### Instructions for the task
Give every entry again, word for word.

### Material provided

=-=-=

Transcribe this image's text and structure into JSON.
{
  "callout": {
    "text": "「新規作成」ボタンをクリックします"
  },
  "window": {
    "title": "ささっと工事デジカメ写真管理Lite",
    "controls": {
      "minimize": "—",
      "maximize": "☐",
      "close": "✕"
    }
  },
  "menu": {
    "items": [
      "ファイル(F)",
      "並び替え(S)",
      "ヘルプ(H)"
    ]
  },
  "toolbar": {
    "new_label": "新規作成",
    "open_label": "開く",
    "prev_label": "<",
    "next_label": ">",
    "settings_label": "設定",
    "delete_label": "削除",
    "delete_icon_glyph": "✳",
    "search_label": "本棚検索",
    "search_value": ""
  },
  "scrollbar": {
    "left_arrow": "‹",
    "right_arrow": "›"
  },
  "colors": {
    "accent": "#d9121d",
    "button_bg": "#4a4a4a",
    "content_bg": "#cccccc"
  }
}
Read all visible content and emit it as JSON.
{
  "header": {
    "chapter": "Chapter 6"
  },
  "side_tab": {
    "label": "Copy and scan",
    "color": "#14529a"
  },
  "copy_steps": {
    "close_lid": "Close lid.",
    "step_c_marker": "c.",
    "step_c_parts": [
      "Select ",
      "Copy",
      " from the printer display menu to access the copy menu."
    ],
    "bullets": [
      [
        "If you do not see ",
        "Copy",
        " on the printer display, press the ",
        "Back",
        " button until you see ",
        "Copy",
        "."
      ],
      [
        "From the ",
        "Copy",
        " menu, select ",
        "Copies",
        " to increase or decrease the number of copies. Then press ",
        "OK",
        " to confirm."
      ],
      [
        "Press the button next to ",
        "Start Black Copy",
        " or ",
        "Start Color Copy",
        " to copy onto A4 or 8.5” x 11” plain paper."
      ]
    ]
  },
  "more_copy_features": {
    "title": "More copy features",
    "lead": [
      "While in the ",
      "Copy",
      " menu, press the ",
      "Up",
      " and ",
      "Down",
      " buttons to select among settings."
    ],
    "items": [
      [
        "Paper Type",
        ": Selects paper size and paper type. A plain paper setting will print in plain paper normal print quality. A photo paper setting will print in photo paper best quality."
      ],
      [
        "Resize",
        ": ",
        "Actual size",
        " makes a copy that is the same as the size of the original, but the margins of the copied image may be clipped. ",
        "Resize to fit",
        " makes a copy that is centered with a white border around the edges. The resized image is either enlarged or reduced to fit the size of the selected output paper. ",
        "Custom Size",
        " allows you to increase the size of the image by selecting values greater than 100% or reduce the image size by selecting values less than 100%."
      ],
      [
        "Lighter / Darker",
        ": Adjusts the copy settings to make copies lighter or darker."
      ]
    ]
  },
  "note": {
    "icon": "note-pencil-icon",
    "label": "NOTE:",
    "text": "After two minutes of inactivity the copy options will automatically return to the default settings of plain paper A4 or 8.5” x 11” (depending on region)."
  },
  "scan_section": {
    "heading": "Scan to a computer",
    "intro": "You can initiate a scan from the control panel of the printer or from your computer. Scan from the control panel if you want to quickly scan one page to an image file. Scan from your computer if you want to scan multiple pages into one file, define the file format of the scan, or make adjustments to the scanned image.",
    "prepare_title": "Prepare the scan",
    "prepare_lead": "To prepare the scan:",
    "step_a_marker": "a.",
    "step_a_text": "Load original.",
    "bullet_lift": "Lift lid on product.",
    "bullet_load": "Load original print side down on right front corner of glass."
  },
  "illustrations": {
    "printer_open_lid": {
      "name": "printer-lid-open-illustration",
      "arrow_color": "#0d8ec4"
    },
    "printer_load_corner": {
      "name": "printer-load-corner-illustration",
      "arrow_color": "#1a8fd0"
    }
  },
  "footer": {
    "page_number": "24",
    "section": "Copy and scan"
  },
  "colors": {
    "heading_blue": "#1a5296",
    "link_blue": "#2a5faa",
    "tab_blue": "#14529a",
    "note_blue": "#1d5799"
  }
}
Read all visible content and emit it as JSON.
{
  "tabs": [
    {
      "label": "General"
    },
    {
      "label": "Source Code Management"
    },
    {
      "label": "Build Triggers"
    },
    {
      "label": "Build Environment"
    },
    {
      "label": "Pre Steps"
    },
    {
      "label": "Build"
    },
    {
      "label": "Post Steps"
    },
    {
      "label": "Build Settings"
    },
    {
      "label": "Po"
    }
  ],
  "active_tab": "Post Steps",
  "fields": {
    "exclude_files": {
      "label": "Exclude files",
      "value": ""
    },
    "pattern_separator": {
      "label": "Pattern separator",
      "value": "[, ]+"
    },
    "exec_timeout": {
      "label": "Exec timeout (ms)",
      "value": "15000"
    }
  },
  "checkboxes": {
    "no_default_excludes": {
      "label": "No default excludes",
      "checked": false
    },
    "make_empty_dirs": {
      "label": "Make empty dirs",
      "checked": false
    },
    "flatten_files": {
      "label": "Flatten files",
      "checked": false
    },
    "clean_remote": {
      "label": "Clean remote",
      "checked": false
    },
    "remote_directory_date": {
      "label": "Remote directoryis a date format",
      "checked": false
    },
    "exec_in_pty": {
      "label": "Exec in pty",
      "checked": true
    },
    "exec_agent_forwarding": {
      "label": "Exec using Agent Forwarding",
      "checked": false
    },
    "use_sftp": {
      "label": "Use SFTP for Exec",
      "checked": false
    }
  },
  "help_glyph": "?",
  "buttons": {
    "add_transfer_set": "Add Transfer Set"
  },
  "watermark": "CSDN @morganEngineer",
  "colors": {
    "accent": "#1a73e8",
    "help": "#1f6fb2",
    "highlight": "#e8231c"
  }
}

=-=-=

### Task answer
Transcribe this image's text and structure into JSON.
{
  "callout": {
    "text": "「新規作成」ボタンをクリックします"
  },
  "window": {
    "title": "ささっと工事デジカメ写真管理Lite",
    "controls": {
      "minimize": "—",
      "maximize": "☐",
      "close": "✕"
    }
  },
  "menu": {
    "items": [
      "ファイル(F)",
      "並び替え(S)",
      "ヘルプ(H)"
    ]
  },
  "toolbar": {
    "new_label": "新規作成",
    "open_label": "開く",
    "prev_label": "<",
    "next_label": ">",
    "settings_label": "設定",
    "delete_label": "削除",
    "delete_icon_glyph": "✳",
    "search_label": "本棚検索",
    "search_value": ""
  },
  "scrollbar": {
    "left_arrow": "‹",
    "right_arrow": "›"
  },
  "colors": {
    "accent": "#d9121d",
    "button_bg": "#4a4a4a",
    "content_bg": "#cccccc"
  }
}
Read all visible content and emit it as JSON.
{
  "header": {
    "chapter": "Chapter 6"
  },
  "side_tab": {
    "label": "Copy and scan",
    "color": "#14529a"
  },
  "copy_steps": {
    "close_lid": "Close lid.",
    "step_c_marker": "c.",
    "step_c_parts": [
      "Select ",
      "Copy",
      " from the printer display menu to access the copy menu."
    ],
    "bullets": [
      [
        "If you do not see ",
        "Copy",
        " on the printer display, press the ",
        "Back",
        " button until you see ",
        "Copy",
        "."
      ],
      [
        "From the ",
        "Copy",
        " menu, select ",
        "Copies",
        " to increase or decrease the number of copies. Then press ",
        "OK",
        " to confirm."
      ],
      [
        "Press the button next to ",
        "Start Black Copy",
        " or ",
        "Start Color Copy",
        " to copy onto A4 or 8.5” x 11” plain paper."
      ]
    ]
  },
  "more_copy_features": {
    "title": "More copy features",
    "lead": [
      "While in the ",
      "Copy",
      " menu, press the ",
      "Up",
      " and ",
      "Down",
      " buttons to select among settings."
    ],
    "items": [
      [
        "Paper Type",
        ": Selects paper size and paper type. A plain paper setting will print in plain paper normal print quality. A photo paper setting will print in photo paper best quality."
      ],
      [
        "Resize",
        ": ",
        "Actual size",
        " makes a copy that is the same as the size of the original, but the margins of the copied image may be clipped. ",
        "Resize to fit",
        " makes a copy that is centered with a white border around the edges. The resized image is either enlarged or reduced to fit the size of the selected output paper. ",
        "Custom Size",
        " allows you to increase the size of the image by selecting values greater than 100% or reduce the image size by selecting values less than 100%."
      ],
      [
        "Lighter / Darker",
        ": Adjusts the copy settings to make copies lighter or darker."
      ]
    ]
  },
  "note": {
    "icon": "note-pencil-icon",
    "label": "NOTE:",
    "text": "After two minutes of inactivity the copy options will automatically return to the default settings of plain paper A4 or 8.5” x 11” (depending on region)."
  },
  "scan_section": {
    "heading": "Scan to a computer",
    "intro": "You can initiate a scan from the control panel of the printer or from your computer. Scan from the control panel if you want to quickly scan one page to an image file. Scan from your computer if you want to scan multiple pages into one file, define the file format of the scan, or make adjustments to the scanned image.",
    "prepare_title": "Prepare the scan",
    "prepare_lead": "To prepare the scan:",
    "step_a_marker": "a.",
    "step_a_text": "Load original.",
    "bullet_lift": "Lift lid on product.",
    "bullet_load": "Load original print side down on right front corner of glass."
  },
  "illustrations": {
    "printer_open_lid": {
      "name": "printer-lid-open-illustration",
      "arrow_color": "#0d8ec4"
    },
    "printer_load_corner": {
      "name": "printer-load-corner-illustration",
      "arrow_color": "#1a8fd0"
    }
  },
  "footer": {
    "page_number": "24",
    "section": "Copy and scan"
  },
  "colors": {
    "heading_blue": "#1a5296",
    "link_blue": "#2a5faa",
    "tab_blue": "#14529a",
    "note_blue": "#1d5799"
  }
}
Read all visible content and emit it as JSON.
{
  "tabs": [
    {
      "label": "General"
    },
    {
      "label": "Source Code Management"
    },
    {
      "label": "Build Triggers"
    },
    {
      "label": "Build Environment"
    },
    {
      "label": "Pre Steps"
    },
    {
      "label": "Build"
    },
    {
      "label": "Post Steps"
    },
    {
      "label": "Build Settings"
    },
    {
      "label": "Po"
    }
  ],
  "active_tab": "Post Steps",
  "fields": {
    "exclude_files": {
      "label": "Exclude files",
      "value": ""
    },
    "pattern_separator": {
      "label": "Pattern separator",
      "value": "[, ]+"
    },
    "exec_timeout": {
      "label": "Exec timeout (ms)",
      "value": "15000"
    }
  },
  "checkboxes": {
    "no_default_excludes": {
      "label": "No default excludes",
      "checked": false
    },
    "make_empty_dirs": {
      "label": "Make empty dirs",
      "checked": false
    },
    "flatten_files": {
      "label": "Flatten files",
      "checked": false
    },
    "clean_remote": {
      "label": "Clean remote",
      "checked": false
    },
    "remote_directory_date": {
      "label": "Remote directoryis a date format",
      "checked": false
    },
    "exec_in_pty": {
      "label": "Exec in pty",
      "checked": true
    },
    "exec_agent_forwarding": {
      "label": "Exec using Agent Forwarding",
      "checked": false
    },
    "use_sftp": {
      "label": "Use SFTP for Exec",
      "checked": false
    }
  },
  "help_glyph": "?",
  "buttons": {
    "add_transfer_set": "Add Transfer Set"
  },
  "watermark": "CSDN @morganEngineer",
  "colors": {
    "accent": "#1a73e8",
    "help": "#1f6fb2",
    "highlight": "#e8231c"
  }
}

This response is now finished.